### TASK
Gather all lines in the entries that include the word "optimization".

### DATASET CONTENT
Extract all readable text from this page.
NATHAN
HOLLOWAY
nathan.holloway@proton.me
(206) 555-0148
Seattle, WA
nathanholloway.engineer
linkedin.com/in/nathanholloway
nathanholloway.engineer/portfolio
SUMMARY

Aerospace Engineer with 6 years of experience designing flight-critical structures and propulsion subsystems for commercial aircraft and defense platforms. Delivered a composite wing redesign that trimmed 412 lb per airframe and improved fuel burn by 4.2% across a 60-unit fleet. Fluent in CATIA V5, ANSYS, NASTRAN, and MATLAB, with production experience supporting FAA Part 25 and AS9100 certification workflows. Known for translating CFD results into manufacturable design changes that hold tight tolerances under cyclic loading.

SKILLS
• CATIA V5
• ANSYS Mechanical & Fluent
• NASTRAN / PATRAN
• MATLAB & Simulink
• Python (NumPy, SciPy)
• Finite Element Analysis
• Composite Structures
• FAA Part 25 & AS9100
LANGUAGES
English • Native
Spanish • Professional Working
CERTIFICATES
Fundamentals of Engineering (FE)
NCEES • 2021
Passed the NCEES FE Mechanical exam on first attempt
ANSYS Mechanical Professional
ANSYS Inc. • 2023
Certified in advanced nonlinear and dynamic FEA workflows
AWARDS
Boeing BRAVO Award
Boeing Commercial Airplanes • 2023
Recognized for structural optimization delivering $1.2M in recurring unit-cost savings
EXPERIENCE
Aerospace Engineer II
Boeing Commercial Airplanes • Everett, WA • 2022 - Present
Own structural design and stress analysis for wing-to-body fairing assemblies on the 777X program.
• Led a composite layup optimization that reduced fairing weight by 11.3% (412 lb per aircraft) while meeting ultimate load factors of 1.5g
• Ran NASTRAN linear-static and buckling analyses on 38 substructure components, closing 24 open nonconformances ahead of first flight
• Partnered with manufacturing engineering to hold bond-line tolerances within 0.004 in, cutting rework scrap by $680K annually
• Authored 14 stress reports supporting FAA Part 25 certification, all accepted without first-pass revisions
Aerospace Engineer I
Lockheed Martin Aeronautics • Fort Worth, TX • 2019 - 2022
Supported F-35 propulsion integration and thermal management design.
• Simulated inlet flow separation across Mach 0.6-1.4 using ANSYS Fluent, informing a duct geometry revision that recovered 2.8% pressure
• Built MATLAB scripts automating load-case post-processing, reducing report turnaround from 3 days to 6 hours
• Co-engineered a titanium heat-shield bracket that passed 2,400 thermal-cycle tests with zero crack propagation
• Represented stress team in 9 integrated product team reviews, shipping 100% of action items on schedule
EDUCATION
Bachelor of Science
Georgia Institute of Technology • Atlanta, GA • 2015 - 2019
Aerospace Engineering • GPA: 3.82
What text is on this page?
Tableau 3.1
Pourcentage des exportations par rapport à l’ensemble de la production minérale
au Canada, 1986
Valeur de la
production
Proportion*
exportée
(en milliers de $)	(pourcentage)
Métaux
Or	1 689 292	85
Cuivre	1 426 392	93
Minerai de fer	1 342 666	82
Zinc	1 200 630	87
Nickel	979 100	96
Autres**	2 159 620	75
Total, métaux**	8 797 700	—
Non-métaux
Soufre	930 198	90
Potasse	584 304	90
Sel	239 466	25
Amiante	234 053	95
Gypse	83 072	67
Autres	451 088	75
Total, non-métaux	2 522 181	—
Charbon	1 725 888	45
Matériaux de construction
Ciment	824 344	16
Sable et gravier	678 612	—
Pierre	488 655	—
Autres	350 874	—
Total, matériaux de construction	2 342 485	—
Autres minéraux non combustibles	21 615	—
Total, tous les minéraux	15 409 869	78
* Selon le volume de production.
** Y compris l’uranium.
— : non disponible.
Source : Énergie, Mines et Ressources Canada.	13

### FINISHED TASK
Recognized for structural optimization delivering $1.2M in recurring unit-cost savings
• Led a composite layup optimization that reduced fairing weight by 11.3% (412 lb per aircraft) while meeting ultimate load factors of 1.5g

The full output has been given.